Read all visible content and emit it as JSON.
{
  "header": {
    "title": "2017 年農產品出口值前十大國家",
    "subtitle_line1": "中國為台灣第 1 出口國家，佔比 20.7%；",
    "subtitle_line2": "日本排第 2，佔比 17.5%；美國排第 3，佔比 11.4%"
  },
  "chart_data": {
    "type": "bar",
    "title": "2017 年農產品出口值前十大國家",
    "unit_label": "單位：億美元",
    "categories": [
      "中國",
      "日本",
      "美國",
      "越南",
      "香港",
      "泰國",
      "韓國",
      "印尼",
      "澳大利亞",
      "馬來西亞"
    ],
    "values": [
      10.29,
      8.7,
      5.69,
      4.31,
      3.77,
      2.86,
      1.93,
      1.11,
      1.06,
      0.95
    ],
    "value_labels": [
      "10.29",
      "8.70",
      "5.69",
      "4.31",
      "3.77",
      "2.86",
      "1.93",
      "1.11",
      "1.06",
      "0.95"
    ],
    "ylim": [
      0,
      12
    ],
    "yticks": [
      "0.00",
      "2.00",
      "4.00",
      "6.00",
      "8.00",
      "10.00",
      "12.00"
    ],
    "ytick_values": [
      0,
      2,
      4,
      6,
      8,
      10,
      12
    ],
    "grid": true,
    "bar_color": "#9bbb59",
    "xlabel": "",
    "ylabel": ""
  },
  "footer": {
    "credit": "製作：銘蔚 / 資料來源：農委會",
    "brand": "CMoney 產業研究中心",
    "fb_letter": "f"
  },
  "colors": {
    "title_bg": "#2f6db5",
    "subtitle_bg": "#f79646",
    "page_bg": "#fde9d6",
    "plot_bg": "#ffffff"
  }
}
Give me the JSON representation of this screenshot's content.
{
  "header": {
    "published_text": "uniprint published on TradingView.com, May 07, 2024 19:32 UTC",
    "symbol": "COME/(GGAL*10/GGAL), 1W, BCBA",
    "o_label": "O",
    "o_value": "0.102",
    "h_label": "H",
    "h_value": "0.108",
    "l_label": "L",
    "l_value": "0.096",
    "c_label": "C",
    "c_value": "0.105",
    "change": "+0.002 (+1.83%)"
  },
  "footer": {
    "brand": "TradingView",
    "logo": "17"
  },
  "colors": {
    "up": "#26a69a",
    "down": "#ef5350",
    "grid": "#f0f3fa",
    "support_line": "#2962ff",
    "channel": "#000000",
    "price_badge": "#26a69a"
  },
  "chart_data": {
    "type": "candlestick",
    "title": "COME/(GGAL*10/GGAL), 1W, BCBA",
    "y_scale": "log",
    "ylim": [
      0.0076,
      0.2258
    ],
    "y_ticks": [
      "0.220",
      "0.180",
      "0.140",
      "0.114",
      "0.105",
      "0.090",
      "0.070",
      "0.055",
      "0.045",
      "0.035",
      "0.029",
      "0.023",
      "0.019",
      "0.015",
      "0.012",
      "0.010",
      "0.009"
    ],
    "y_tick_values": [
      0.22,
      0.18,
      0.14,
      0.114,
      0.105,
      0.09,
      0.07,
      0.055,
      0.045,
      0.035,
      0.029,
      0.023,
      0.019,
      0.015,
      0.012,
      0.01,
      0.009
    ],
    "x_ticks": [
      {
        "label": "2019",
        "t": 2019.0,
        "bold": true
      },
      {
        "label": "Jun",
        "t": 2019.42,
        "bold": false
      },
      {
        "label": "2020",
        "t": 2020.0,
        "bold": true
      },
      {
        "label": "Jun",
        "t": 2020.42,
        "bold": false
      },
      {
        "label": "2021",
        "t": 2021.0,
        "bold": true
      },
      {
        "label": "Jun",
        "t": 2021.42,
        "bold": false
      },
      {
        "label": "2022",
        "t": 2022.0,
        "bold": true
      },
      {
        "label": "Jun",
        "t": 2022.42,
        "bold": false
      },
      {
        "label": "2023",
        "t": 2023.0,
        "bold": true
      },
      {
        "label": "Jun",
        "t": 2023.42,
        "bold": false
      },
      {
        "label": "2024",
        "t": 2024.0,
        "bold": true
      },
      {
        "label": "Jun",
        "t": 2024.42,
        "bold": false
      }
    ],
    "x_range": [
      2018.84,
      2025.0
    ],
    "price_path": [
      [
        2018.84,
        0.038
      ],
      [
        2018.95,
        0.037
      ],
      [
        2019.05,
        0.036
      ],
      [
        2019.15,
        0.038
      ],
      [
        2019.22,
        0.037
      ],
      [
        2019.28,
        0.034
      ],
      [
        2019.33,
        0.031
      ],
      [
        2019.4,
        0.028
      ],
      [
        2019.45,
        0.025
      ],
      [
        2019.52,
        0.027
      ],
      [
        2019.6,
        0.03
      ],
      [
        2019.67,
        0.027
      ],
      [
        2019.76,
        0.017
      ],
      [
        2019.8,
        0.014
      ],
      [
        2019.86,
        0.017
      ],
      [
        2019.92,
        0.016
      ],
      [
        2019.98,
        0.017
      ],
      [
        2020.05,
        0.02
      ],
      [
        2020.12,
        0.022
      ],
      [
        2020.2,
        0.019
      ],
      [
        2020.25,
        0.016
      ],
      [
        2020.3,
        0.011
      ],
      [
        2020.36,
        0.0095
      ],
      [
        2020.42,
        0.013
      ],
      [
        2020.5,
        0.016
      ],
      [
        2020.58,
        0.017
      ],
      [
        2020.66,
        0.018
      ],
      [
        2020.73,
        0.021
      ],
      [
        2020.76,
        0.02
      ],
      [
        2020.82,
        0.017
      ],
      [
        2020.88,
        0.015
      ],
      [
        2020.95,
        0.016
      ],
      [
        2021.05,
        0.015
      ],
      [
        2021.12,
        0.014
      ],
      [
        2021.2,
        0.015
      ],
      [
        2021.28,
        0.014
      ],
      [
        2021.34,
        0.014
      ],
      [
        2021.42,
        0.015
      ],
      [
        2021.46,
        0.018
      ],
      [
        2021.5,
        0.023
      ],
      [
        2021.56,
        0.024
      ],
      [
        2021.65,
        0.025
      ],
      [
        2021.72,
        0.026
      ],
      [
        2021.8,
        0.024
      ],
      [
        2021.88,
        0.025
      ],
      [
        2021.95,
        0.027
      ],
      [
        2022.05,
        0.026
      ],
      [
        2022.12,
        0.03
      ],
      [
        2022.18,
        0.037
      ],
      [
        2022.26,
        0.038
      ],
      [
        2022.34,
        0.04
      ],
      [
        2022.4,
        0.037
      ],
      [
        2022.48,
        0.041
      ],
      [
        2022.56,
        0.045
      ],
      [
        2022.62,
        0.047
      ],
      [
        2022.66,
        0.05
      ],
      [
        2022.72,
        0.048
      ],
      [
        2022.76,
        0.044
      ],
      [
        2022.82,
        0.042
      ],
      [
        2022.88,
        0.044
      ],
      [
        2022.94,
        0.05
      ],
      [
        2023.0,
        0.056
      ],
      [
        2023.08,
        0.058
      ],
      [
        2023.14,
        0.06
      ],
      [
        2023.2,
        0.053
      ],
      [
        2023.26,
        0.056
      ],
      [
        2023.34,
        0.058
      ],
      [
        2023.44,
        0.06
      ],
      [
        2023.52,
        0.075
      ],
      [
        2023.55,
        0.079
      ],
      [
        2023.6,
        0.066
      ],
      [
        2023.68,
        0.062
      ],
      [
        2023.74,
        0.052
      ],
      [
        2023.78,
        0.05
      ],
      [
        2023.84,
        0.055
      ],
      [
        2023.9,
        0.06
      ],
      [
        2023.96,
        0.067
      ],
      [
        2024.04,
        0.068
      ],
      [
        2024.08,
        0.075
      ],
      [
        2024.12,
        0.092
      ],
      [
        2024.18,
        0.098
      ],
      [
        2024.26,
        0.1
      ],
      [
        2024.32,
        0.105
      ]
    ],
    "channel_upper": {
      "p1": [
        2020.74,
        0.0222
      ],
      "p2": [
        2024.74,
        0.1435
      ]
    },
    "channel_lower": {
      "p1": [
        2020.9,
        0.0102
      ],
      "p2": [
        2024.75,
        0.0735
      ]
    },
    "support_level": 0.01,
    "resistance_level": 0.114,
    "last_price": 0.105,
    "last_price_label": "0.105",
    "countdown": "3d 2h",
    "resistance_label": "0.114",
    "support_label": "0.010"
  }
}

^^^^^^^^^^^^^^^^

■ Work to do
From the data above, copy each line where the string "content" appears.

■ Solution
Read all visible content and emit it as JSON.
Give me the JSON representation of this screenshot's content.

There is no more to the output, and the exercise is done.